[JOB] Pick out all lines with the word "Training" from the records that follow.

<<<<

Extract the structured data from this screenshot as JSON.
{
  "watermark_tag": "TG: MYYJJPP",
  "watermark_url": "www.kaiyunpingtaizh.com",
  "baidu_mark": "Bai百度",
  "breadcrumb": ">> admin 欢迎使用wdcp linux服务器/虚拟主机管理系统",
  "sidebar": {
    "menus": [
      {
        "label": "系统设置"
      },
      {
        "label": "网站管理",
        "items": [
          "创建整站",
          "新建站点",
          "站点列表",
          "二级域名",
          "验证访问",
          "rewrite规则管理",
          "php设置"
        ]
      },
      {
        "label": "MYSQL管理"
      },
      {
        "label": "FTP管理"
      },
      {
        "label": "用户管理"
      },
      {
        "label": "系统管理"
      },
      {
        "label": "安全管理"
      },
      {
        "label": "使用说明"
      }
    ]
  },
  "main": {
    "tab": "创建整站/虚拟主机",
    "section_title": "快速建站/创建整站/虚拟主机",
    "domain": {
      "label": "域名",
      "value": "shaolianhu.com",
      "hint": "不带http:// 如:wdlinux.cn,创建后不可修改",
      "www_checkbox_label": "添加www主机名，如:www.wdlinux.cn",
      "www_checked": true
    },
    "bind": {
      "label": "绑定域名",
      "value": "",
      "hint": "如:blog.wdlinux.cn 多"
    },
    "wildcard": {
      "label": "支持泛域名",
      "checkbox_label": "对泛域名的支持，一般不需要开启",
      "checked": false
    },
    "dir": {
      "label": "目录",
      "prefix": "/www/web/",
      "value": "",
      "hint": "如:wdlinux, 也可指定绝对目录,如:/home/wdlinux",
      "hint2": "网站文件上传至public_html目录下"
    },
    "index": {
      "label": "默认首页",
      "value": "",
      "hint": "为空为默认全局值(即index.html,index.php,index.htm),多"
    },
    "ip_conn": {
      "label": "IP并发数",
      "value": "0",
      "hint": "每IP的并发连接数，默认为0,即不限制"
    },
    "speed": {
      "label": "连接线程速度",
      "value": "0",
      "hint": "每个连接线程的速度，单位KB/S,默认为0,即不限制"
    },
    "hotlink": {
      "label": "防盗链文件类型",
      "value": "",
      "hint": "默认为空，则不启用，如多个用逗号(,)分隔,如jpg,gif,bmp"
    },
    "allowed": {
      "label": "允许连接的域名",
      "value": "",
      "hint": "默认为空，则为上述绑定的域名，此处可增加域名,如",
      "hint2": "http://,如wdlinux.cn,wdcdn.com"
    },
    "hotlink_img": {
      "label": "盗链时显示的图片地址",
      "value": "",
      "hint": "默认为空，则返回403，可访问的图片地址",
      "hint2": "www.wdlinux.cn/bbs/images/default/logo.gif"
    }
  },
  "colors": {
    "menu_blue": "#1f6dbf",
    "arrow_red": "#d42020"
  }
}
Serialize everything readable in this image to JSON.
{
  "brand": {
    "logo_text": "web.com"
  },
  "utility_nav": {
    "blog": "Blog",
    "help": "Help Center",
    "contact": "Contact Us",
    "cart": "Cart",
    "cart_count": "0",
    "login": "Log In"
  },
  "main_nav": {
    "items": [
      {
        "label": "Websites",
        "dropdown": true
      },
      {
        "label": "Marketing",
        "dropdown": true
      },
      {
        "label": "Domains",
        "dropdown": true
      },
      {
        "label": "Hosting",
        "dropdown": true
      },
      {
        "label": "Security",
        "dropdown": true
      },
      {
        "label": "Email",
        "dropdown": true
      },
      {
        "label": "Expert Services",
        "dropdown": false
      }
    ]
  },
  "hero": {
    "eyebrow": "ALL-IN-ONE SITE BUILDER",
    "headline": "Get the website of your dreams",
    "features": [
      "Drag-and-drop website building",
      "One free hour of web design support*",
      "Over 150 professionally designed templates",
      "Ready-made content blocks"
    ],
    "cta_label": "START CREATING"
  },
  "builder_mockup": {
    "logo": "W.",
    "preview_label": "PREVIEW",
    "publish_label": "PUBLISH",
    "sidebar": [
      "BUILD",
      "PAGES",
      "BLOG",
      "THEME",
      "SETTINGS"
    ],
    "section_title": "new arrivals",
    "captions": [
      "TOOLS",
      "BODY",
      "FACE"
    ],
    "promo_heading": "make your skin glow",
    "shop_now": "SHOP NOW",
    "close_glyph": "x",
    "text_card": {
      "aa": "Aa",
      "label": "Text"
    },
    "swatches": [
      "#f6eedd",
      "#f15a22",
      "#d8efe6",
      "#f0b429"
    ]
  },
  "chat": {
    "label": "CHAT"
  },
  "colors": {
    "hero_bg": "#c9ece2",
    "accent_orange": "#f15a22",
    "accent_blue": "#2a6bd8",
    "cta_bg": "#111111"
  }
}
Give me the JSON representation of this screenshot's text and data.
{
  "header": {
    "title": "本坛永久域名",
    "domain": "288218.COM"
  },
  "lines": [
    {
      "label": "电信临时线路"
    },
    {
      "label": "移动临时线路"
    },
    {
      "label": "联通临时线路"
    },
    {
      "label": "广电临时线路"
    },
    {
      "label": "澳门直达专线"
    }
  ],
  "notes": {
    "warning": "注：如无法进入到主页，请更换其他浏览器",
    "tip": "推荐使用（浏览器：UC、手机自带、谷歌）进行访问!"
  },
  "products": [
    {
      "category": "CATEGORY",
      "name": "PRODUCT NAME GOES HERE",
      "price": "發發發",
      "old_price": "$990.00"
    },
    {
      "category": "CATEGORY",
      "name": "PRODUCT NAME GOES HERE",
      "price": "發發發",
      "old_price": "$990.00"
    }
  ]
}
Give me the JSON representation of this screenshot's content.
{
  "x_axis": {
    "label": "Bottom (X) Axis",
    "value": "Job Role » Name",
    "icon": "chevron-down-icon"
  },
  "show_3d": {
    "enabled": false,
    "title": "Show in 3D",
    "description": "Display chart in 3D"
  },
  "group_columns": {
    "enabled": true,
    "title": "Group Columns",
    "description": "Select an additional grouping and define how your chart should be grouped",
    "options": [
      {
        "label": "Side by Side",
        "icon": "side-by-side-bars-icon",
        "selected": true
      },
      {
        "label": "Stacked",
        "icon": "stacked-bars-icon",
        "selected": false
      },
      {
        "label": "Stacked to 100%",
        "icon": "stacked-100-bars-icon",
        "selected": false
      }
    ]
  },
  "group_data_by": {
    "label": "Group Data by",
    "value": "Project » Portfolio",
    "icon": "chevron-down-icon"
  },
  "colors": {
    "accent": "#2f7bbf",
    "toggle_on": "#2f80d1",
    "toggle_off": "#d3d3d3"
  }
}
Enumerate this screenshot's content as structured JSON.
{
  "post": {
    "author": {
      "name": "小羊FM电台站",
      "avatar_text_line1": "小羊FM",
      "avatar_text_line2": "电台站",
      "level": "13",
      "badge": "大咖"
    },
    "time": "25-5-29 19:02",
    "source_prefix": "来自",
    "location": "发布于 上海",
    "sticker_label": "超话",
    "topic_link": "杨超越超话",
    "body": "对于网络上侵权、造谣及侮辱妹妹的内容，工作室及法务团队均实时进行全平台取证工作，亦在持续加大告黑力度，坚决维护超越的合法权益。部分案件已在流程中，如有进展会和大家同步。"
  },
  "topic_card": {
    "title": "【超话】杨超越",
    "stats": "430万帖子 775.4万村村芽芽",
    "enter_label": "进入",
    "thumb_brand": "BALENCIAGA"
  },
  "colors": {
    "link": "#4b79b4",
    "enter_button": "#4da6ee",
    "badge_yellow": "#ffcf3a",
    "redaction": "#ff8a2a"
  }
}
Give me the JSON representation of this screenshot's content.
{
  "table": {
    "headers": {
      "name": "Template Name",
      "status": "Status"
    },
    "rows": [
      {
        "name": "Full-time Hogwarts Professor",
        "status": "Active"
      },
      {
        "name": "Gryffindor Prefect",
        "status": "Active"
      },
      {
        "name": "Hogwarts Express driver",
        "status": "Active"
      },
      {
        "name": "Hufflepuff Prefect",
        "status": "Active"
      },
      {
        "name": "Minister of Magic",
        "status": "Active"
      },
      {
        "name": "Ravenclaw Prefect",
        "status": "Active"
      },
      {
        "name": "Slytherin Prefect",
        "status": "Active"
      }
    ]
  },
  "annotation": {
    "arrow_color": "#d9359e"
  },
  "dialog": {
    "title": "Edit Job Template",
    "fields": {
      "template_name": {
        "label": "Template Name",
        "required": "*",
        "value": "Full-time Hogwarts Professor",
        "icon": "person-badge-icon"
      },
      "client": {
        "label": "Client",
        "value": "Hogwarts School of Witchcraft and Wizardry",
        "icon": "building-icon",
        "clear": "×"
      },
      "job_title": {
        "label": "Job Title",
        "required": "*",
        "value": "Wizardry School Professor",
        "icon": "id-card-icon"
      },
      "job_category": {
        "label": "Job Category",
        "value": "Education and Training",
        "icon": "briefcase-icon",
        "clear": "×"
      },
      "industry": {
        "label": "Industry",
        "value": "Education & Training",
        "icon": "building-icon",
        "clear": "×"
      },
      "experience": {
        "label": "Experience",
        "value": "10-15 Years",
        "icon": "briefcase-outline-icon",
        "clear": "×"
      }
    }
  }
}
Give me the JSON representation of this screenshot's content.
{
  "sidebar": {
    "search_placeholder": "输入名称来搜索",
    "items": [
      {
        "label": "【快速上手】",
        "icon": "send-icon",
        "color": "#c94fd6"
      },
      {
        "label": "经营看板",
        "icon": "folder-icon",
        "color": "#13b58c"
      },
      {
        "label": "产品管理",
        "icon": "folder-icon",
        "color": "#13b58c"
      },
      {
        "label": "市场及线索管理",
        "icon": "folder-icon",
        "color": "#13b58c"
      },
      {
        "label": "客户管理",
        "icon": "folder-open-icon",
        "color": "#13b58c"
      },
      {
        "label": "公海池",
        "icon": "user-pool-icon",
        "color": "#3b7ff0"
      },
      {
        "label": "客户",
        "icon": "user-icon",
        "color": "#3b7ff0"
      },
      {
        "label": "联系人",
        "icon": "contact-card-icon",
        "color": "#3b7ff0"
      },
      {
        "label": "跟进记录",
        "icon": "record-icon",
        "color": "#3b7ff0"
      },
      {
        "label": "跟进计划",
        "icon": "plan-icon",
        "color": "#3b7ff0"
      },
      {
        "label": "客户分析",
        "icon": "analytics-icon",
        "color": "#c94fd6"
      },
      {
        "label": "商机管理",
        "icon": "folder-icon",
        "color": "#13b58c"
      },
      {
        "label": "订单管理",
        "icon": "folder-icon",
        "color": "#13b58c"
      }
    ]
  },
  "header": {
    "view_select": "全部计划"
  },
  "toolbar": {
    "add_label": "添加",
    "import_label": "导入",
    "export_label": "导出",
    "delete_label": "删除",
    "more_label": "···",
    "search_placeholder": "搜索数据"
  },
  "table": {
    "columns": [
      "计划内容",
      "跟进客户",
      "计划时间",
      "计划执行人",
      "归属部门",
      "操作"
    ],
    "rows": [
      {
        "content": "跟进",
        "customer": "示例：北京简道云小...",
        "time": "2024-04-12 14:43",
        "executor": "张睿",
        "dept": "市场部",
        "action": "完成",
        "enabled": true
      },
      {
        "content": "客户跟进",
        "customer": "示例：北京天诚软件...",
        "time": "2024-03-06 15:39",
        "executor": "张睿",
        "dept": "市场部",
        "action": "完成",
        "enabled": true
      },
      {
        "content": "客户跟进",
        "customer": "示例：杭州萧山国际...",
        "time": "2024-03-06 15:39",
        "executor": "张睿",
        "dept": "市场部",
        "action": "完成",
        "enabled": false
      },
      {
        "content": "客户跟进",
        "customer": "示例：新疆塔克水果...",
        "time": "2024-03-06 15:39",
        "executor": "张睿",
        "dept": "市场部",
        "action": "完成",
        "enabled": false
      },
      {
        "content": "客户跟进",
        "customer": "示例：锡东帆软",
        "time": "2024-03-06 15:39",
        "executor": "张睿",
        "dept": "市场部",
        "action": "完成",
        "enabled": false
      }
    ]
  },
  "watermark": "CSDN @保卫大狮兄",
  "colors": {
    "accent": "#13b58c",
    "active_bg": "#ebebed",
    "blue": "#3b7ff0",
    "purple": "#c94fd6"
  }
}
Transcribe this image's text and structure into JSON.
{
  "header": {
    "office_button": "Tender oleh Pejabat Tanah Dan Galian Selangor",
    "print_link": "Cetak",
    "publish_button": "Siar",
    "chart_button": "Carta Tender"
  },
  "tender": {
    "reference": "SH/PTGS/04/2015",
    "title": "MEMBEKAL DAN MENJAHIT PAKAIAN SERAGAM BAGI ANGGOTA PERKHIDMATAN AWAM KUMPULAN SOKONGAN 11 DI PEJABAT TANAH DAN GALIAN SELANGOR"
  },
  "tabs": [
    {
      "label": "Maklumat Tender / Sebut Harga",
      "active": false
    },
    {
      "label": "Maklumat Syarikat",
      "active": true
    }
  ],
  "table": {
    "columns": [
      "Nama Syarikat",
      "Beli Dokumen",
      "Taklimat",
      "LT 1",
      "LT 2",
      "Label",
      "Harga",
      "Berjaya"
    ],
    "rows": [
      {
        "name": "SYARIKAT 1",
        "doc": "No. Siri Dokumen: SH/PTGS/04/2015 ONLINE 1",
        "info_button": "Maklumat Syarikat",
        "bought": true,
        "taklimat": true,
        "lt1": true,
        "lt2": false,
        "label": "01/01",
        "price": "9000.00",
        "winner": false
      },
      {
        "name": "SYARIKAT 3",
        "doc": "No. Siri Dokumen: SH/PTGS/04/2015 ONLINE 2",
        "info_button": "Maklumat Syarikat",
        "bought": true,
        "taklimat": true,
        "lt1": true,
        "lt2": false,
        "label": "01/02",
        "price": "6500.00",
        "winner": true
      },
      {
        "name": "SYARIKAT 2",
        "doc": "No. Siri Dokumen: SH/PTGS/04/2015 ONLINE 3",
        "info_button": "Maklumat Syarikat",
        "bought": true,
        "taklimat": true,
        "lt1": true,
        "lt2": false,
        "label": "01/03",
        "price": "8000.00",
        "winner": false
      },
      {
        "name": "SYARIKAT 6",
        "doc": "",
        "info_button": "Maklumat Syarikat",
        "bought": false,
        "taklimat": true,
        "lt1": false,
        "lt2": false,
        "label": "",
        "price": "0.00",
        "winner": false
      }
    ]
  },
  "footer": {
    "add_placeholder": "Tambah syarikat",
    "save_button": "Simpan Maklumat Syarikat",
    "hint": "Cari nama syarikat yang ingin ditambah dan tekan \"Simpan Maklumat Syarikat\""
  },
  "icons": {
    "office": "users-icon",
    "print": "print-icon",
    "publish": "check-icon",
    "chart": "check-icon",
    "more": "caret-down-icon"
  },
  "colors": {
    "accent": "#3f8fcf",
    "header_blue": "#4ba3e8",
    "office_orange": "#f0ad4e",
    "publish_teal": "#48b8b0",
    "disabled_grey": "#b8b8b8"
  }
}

>>>>

[COMPLETE OUTPUT]
        "value": "Education and Training",
        "value": "Education & Training",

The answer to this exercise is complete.